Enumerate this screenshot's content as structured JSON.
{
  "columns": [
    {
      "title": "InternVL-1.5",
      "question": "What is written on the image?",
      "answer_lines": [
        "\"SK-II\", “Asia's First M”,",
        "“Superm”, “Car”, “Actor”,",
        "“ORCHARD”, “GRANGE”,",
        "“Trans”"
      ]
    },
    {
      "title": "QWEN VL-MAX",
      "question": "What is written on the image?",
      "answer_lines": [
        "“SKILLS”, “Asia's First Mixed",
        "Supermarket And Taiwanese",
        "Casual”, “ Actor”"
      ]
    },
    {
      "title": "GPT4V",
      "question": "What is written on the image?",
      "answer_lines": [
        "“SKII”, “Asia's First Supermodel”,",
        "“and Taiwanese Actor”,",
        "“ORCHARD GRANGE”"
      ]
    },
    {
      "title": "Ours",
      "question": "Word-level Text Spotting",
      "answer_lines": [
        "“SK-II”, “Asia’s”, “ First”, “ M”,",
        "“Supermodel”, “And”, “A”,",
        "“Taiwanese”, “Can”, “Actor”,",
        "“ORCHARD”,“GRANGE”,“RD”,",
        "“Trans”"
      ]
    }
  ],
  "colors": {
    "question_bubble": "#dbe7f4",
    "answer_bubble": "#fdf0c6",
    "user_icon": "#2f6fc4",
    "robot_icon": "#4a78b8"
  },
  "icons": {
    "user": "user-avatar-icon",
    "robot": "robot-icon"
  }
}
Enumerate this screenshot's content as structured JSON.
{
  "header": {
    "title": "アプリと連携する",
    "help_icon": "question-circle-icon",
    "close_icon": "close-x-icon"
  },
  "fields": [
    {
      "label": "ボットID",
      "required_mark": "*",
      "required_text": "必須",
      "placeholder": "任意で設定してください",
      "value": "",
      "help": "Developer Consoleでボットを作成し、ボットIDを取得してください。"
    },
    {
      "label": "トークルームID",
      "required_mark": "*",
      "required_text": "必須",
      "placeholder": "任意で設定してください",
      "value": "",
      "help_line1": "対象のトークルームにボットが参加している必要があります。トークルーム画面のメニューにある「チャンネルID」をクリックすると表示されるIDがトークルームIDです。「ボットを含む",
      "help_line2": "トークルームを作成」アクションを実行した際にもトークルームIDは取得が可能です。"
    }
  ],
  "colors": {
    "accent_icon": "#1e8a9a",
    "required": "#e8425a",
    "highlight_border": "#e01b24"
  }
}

• **Task requirements**: Give back the data above exactly as it appears.

• **Answer to the exercise**:
Enumerate this screenshot's content as structured JSON.
{
  "columns": [
    {
      "title": "InternVL-1.5",
      "question": "What is written on the image?",
      "answer_lines": [
        "\"SK-II\", “Asia's First M”,",
        "“Superm”, “Car”, “Actor”,",
        "“ORCHARD”, “GRANGE”,",
        "“Trans”"
      ]
    },
    {
      "title": "QWEN VL-MAX",
      "question": "What is written on the image?",
      "answer_lines": [
        "“SKILLS”, “Asia's First Mixed",
        "Supermarket And Taiwanese",
        "Casual”, “ Actor”"
      ]
    },
    {
      "title": "GPT4V",
      "question": "What is written on the image?",
      "answer_lines": [
        "“SKII”, “Asia's First Supermodel”,",
        "“and Taiwanese Actor”,",
        "“ORCHARD GRANGE”"
      ]
    },
    {
      "title": "Ours",
      "question": "Word-level Text Spotting",
      "answer_lines": [
        "“SK-II”, “Asia’s”, “ First”, “ M”,",
        "“Supermodel”, “And”, “A”,",
        "“Taiwanese”, “Can”, “Actor”,",
        "“ORCHARD”,“GRANGE”,“RD”,",
        "“Trans”"
      ]
    }
  ],
  "colors": {
    "question_bubble": "#dbe7f4",
    "answer_bubble": "#fdf0c6",
    "user_icon": "#2f6fc4",
    "robot_icon": "#4a78b8"
  },
  "icons": {
    "user": "user-avatar-icon",
    "robot": "robot-icon"
  }
}
Enumerate this screenshot's content as structured JSON.
{
  "header": {
    "title": "アプリと連携する",
    "help_icon": "question-circle-icon",
    "close_icon": "close-x-icon"
  },
  "fields": [
    {
      "label": "ボットID",
      "required_mark": "*",
      "required_text": "必須",
      "placeholder": "任意で設定してください",
      "value": "",
      "help": "Developer Consoleでボットを作成し、ボットIDを取得してください。"
    },
    {
      "label": "トークルームID",
      "required_mark": "*",
      "required_text": "必須",
      "placeholder": "任意で設定してください",
      "value": "",
      "help_line1": "対象のトークルームにボットが参加している必要があります。トークルーム画面のメニューにある「チャンネルID」をクリックすると表示されるIDがトークルームIDです。「ボットを含む",
      "help_line2": "トークルームを作成」アクションを実行した際にもトークルームIDは取得が可能です。"
    }
  ],
  "colors": {
    "accent_icon": "#1e8a9a",
    "required": "#e8425a",
    "highlight_border": "#e01b24"
  }
}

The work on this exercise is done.